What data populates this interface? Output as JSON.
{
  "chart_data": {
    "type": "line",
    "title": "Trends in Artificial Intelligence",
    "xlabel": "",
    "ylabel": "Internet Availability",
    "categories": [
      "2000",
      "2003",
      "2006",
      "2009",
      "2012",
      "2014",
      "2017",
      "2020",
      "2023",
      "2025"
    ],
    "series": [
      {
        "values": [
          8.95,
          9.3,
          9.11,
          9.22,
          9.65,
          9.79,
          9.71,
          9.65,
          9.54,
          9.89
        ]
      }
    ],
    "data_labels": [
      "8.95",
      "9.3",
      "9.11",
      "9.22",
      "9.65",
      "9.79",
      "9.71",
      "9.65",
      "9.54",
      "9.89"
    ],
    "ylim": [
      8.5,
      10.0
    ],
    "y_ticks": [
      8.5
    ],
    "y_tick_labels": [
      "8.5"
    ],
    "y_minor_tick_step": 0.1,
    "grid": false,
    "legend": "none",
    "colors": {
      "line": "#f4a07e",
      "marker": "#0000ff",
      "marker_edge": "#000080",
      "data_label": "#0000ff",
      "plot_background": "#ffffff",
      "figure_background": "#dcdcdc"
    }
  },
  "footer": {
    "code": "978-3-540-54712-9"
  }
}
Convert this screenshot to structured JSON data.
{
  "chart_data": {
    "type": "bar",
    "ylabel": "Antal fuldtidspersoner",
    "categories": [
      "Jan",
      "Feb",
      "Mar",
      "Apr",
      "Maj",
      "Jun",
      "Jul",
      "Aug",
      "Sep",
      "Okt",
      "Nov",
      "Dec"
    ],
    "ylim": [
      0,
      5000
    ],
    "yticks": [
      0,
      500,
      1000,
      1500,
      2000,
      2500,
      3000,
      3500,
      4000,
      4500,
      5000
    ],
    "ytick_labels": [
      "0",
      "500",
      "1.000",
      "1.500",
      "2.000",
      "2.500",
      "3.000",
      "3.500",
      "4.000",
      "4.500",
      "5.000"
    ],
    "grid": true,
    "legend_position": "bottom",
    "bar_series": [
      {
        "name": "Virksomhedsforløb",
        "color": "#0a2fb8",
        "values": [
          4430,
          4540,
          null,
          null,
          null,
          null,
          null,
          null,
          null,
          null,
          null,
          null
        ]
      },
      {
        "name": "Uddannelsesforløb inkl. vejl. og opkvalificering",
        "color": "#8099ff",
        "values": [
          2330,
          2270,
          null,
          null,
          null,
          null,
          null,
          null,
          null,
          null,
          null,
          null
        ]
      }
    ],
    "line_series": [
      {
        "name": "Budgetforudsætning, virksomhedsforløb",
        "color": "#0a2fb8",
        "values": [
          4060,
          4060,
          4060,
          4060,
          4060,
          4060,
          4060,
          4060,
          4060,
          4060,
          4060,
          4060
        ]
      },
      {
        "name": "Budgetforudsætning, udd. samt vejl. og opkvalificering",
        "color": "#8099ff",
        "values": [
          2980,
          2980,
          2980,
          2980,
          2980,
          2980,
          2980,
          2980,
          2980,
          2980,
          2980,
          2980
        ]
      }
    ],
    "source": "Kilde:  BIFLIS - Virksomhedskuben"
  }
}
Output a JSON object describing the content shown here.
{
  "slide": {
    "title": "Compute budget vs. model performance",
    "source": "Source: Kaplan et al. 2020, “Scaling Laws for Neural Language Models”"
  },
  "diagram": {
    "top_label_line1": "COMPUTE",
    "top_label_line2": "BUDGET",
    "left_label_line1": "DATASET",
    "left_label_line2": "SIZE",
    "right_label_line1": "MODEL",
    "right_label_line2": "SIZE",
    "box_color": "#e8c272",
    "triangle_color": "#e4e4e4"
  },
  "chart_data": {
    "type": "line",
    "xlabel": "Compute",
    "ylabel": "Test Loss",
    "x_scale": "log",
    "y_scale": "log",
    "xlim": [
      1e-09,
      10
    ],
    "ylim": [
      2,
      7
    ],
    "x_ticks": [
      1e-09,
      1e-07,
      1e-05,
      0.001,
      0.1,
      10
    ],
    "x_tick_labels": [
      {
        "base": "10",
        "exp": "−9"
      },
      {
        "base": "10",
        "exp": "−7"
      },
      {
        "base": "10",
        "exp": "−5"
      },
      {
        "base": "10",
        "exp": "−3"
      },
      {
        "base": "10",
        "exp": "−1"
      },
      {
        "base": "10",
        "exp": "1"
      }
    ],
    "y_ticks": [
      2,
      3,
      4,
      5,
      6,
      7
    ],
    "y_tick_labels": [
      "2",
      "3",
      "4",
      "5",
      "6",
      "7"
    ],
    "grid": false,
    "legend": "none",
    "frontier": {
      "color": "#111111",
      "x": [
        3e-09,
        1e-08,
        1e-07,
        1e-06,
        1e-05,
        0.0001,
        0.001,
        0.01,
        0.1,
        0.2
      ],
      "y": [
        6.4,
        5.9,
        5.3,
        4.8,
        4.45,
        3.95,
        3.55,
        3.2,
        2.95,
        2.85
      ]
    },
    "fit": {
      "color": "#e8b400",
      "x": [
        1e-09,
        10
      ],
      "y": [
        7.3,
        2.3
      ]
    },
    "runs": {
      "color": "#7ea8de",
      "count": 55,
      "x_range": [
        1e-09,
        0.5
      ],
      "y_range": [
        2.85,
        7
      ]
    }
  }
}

----------------

Transcribe all the entries, keeping each one exactly as it is.

What data populates this interface? Output as JSON.
{
  "chart_data": {
    "type": "line",
    "title": "Trends in Artificial Intelligence",
    "xlabel": "",
    "ylabel": "Internet Availability",
    "categories": [
      "2000",
      "2003",
      "2006",
      "2009",
      "2012",
      "2014",
      "2017",
      "2020",
      "2023",
      "2025"
    ],
    "series": [
      {
        "values": [
          8.95,
          9.3,
          9.11,
          9.22,
          9.65,
          9.79,
          9.71,
          9.65,
          9.54,
          9.89
        ]
      }
    ],
    "data_labels": [
      "8.95",
      "9.3",
      "9.11",
      "9.22",
      "9.65",
      "9.79",
      "9.71",
      "9.65",
      "9.54",
      "9.89"
    ],
    "ylim": [
      8.5,
      10.0
    ],
    "y_ticks": [
      8.5
    ],
    "y_tick_labels": [
      "8.5"
    ],
    "y_minor_tick_step": 0.1,
    "grid": false,
    "legend": "none",
    "colors": {
      "line": "#f4a07e",
      "marker": "#0000ff",
      "marker_edge": "#000080",
      "data_label": "#0000ff",
      "plot_background": "#ffffff",
      "figure_background": "#dcdcdc"
    }
  },
  "footer": {
    "code": "978-3-540-54712-9"
  }
}
Convert this screenshot to structured JSON data.
{
  "chart_data": {
    "type": "bar",
    "ylabel": "Antal fuldtidspersoner",
    "categories": [
      "Jan",
      "Feb",
      "Mar",
      "Apr",
      "Maj",
      "Jun",
      "Jul",
      "Aug",
      "Sep",
      "Okt",
      "Nov",
      "Dec"
    ],
    "ylim": [
      0,
      5000
    ],
    "yticks": [
      0,
      500,
      1000,
      1500,
      2000,
      2500,
      3000,
      3500,
      4000,
      4500,
      5000
    ],
    "ytick_labels": [
      "0",
      "500",
      "1.000",
      "1.500",
      "2.000",
      "2.500",
      "3.000",
      "3.500",
      "4.000",
      "4.500",
      "5.000"
    ],
    "grid": true,
    "legend_position": "bottom",
    "bar_series": [
      {
        "name": "Virksomhedsforløb",
        "color": "#0a2fb8",
        "values": [
          4430,
          4540,
          null,
          null,
          null,
          null,
          null,
          null,
          null,
          null,
          null,
          null
        ]
      },
      {
        "name": "Uddannelsesforløb inkl. vejl. og opkvalificering",
        "color": "#8099ff",
        "values": [
          2330,
          2270,
          null,
          null,
          null,
          null,
          null,
          null,
          null,
          null,
          null,
          null
        ]
      }
    ],
    "line_series": [
      {
        "name": "Budgetforudsætning, virksomhedsforløb",
        "color": "#0a2fb8",
        "values": [
          4060,
          4060,
          4060,
          4060,
          4060,
          4060,
          4060,
          4060,
          4060,
          4060,
          4060,
          4060
        ]
      },
      {
        "name": "Budgetforudsætning, udd. samt vejl. og opkvalificering",
        "color": "#8099ff",
        "values": [
          2980,
          2980,
          2980,
          2980,
          2980,
          2980,
          2980,
          2980,
          2980,
          2980,
          2980,
          2980
        ]
      }
    ],
    "source": "Kilde:  BIFLIS - Virksomhedskuben"
  }
}
Output a JSON object describing the content shown here.
{
  "slide": {
    "title": "Compute budget vs. model performance",
    "source": "Source: Kaplan et al. 2020, “Scaling Laws for Neural Language Models”"
  },
  "diagram": {
    "top_label_line1": "COMPUTE",
    "top_label_line2": "BUDGET",
    "left_label_line1": "DATASET",
    "left_label_line2": "SIZE",
    "right_label_line1": "MODEL",
    "right_label_line2": "SIZE",
    "box_color": "#e8c272",
    "triangle_color": "#e4e4e4"
  },
  "chart_data": {
    "type": "line",
    "xlabel": "Compute",
    "ylabel": "Test Loss",
    "x_scale": "log",
    "y_scale": "log",
    "xlim": [
      1e-09,
      10
    ],
    "ylim": [
      2,
      7
    ],
    "x_ticks": [
      1e-09,
      1e-07,
      1e-05,
      0.001,
      0.1,
      10
    ],
    "x_tick_labels": [
      {
        "base": "10",
        "exp": "−9"
      },
      {
        "base": "10",
        "exp": "−7"
      },
      {
        "base": "10",
        "exp": "−5"
      },
      {
        "base": "10",
        "exp": "−3"
      },
      {
        "base": "10",
        "exp": "−1"
      },
      {
        "base": "10",
        "exp": "1"
      }
    ],
    "y_ticks": [
      2,
      3,
      4,
      5,
      6,
      7
    ],
    "y_tick_labels": [
      "2",
      "3",
      "4",
      "5",
      "6",
      "7"
    ],
    "grid": false,
    "legend": "none",
    "frontier": {
      "color": "#111111",
      "x": [
        3e-09,
        1e-08,
        1e-07,
        1e-06,
        1e-05,
        0.0001,
        0.001,
        0.01,
        0.1,
        0.2
      ],
      "y": [
        6.4,
        5.9,
        5.3,
        4.8,
        4.45,
        3.95,
        3.55,
        3.2,
        2.95,
        2.85
      ]
    },
    "fit": {
      "color": "#e8b400",
      "x": [
        1e-09,
        10
      ],
      "y": [
        7.3,
        2.3
      ]
    },
    "runs": {
      "color": "#7ea8de",
      "count": 55,
      "x_range": [
        1e-09,
        0.5
      ],
      "y_range": [
        2.85,
        7
      ]
    }
  }
}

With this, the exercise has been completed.